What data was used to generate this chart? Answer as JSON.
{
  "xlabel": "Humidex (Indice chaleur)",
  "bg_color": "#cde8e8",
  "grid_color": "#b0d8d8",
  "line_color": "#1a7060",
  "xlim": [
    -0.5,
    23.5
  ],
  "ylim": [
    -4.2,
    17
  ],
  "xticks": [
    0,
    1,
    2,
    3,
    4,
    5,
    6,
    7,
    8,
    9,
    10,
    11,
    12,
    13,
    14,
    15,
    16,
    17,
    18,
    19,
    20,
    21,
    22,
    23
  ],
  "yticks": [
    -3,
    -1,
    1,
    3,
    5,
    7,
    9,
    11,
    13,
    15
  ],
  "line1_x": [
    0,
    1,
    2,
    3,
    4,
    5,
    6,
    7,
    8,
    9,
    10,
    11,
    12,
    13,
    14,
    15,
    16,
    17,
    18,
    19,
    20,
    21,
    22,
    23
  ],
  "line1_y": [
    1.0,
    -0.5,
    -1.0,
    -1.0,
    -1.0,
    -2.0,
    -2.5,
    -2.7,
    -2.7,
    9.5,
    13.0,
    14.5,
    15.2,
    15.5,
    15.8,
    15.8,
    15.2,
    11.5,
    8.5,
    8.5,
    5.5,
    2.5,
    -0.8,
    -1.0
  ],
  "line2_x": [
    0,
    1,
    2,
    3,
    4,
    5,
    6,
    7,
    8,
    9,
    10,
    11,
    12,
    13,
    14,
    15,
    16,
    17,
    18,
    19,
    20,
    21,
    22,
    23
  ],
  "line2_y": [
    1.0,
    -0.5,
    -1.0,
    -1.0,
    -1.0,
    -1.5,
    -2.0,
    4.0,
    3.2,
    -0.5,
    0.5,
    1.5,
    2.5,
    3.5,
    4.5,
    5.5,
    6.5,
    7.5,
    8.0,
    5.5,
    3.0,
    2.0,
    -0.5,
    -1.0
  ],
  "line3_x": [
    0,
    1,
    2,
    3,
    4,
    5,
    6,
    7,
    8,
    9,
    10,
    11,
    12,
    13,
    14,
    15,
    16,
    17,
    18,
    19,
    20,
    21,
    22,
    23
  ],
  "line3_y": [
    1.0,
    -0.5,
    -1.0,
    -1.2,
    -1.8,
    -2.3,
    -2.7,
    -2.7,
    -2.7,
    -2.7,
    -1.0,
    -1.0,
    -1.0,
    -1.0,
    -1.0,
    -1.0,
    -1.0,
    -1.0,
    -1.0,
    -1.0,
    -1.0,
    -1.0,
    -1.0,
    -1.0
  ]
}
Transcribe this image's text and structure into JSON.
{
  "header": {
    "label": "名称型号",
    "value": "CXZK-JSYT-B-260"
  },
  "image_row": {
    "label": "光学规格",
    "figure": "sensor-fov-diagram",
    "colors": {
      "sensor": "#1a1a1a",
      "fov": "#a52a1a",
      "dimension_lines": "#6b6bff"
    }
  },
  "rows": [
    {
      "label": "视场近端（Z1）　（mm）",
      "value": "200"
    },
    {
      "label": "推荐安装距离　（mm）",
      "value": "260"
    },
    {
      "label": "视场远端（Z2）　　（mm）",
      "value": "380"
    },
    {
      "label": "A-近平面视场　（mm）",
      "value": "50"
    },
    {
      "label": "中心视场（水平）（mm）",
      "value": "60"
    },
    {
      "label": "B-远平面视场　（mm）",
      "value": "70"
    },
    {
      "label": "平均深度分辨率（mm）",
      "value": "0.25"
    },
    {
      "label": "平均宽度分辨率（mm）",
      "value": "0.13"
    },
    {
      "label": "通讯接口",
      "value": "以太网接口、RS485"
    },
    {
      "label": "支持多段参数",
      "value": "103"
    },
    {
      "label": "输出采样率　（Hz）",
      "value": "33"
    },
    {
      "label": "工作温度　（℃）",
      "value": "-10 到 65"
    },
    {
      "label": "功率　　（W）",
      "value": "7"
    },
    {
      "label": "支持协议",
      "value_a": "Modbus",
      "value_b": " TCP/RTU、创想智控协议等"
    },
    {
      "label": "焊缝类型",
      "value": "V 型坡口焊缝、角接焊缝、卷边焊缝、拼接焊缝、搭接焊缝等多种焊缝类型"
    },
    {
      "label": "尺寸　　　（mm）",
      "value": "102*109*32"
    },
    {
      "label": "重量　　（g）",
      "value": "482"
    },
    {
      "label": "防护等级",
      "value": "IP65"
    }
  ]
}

_EXERCISE INSTRUCTIONS:_
Extract all of the data shown above without alteration.

_SOLUTION BELOW:_
What data was used to generate this chart? Answer as JSON.
{
  "xlabel": "Humidex (Indice chaleur)",
  "bg_color": "#cde8e8",
  "grid_color": "#b0d8d8",
  "line_color": "#1a7060",
  "xlim": [
    -0.5,
    23.5
  ],
  "ylim": [
    -4.2,
    17
  ],
  "xticks": [
    0,
    1,
    2,
    3,
    4,
    5,
    6,
    7,
    8,
    9,
    10,
    11,
    12,
    13,
    14,
    15,
    16,
    17,
    18,
    19,
    20,
    21,
    22,
    23
  ],
  "yticks": [
    -3,
    -1,
    1,
    3,
    5,
    7,
    9,
    11,
    13,
    15
  ],
  "line1_x": [
    0,
    1,
    2,
    3,
    4,
    5,
    6,
    7,
    8,
    9,
    10,
    11,
    12,
    13,
    14,
    15,
    16,
    17,
    18,
    19,
    20,
    21,
    22,
    23
  ],
  "line1_y": [
    1.0,
    -0.5,
    -1.0,
    -1.0,
    -1.0,
    -2.0,
    -2.5,
    -2.7,
    -2.7,
    9.5,
    13.0,
    14.5,
    15.2,
    15.5,
    15.8,
    15.8,
    15.2,
    11.5,
    8.5,
    8.5,
    5.5,
    2.5,
    -0.8,
    -1.0
  ],
  "line2_x": [
    0,
    1,
    2,
    3,
    4,
    5,
    6,
    7,
    8,
    9,
    10,
    11,
    12,
    13,
    14,
    15,
    16,
    17,
    18,
    19,
    20,
    21,
    22,
    23
  ],
  "line2_y": [
    1.0,
    -0.5,
    -1.0,
    -1.0,
    -1.0,
    -1.5,
    -2.0,
    4.0,
    3.2,
    -0.5,
    0.5,
    1.5,
    2.5,
    3.5,
    4.5,
    5.5,
    6.5,
    7.5,
    8.0,
    5.5,
    3.0,
    2.0,
    -0.5,
    -1.0
  ],
  "line3_x": [
    0,
    1,
    2,
    3,
    4,
    5,
    6,
    7,
    8,
    9,
    10,
    11,
    12,
    13,
    14,
    15,
    16,
    17,
    18,
    19,
    20,
    21,
    22,
    23
  ],
  "line3_y": [
    1.0,
    -0.5,
    -1.0,
    -1.2,
    -1.8,
    -2.3,
    -2.7,
    -2.7,
    -2.7,
    -2.7,
    -1.0,
    -1.0,
    -1.0,
    -1.0,
    -1.0,
    -1.0,
    -1.0,
    -1.0,
    -1.0,
    -1.0,
    -1.0,
    -1.0,
    -1.0,
    -1.0
  ]
}
Transcribe this image's text and structure into JSON.
{
  "header": {
    "label": "名称型号",
    "value": "CXZK-JSYT-B-260"
  },
  "image_row": {
    "label": "光学规格",
    "figure": "sensor-fov-diagram",
    "colors": {
      "sensor": "#1a1a1a",
      "fov": "#a52a1a",
      "dimension_lines": "#6b6bff"
    }
  },
  "rows": [
    {
      "label": "视场近端（Z1）　（mm）",
      "value": "200"
    },
    {
      "label": "推荐安装距离　（mm）",
      "value": "260"
    },
    {
      "label": "视场远端（Z2）　　（mm）",
      "value": "380"
    },
    {
      "label": "A-近平面视场　（mm）",
      "value": "50"
    },
    {
      "label": "中心视场（水平）（mm）",
      "value": "60"
    },
    {
      "label": "B-远平面视场　（mm）",
      "value": "70"
    },
    {
      "label": "平均深度分辨率（mm）",
      "value": "0.25"
    },
    {
      "label": "平均宽度分辨率（mm）",
      "value": "0.13"
    },
    {
      "label": "通讯接口",
      "value": "以太网接口、RS485"
    },
    {
      "label": "支持多段参数",
      "value": "103"
    },
    {
      "label": "输出采样率　（Hz）",
      "value": "33"
    },
    {
      "label": "工作温度　（℃）",
      "value": "-10 到 65"
    },
    {
      "label": "功率　　（W）",
      "value": "7"
    },
    {
      "label": "支持协议",
      "value_a": "Modbus",
      "value_b": " TCP/RTU、创想智控协议等"
    },
    {
      "label": "焊缝类型",
      "value": "V 型坡口焊缝、角接焊缝、卷边焊缝、拼接焊缝、搭接焊缝等多种焊缝类型"
    },
    {
      "label": "尺寸　　　（mm）",
      "value": "102*109*32"
    },
    {
      "label": "重量　　（g）",
      "value": "482"
    },
    {
      "label": "防护等级",
      "value": "IP65"
    }
  ]
}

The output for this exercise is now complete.